• **Objective**
Show each line from the listing that includes the word "name".

[Records contained in a dataset]
>>
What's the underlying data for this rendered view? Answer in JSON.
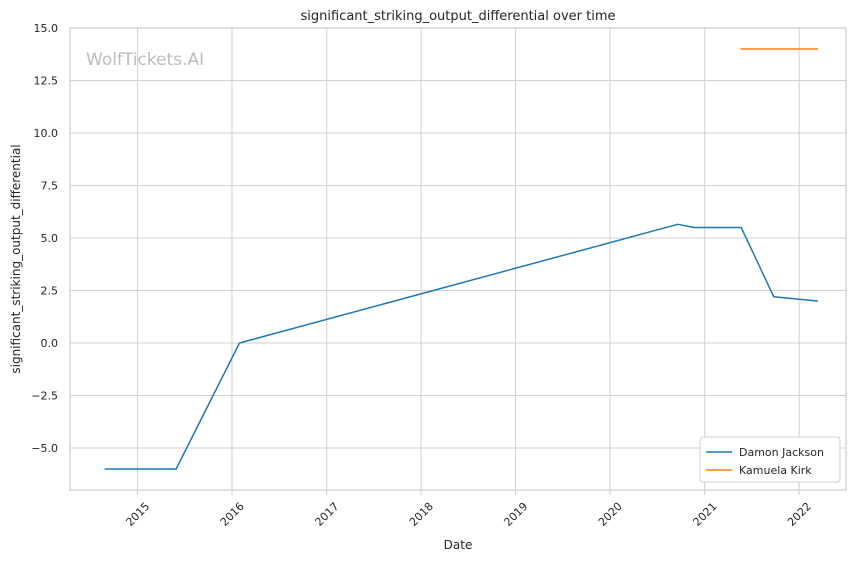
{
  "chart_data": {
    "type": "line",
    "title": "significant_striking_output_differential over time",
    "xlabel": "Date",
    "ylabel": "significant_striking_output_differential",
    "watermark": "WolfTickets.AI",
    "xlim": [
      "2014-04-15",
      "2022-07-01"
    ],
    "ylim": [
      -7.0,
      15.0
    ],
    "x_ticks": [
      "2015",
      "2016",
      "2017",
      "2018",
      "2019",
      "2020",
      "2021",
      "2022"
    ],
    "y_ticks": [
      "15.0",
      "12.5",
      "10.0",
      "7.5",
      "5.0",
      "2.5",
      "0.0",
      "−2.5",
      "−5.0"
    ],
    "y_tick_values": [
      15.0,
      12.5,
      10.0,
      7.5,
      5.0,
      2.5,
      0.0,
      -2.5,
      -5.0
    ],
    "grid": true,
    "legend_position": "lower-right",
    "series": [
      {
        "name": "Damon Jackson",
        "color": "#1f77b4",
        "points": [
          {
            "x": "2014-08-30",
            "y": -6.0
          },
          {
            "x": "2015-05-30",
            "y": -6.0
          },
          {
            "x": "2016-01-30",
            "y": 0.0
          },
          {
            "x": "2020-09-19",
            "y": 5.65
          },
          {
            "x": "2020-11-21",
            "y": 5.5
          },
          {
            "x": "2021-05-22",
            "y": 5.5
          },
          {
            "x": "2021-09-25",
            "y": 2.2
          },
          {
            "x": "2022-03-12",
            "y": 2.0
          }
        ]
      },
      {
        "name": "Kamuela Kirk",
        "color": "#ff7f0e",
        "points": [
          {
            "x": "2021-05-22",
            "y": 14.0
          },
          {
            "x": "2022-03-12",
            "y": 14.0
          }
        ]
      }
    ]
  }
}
<<
• **Written response**
        "name": "Damon Jackson",
        "name": "Kamuela Kirk",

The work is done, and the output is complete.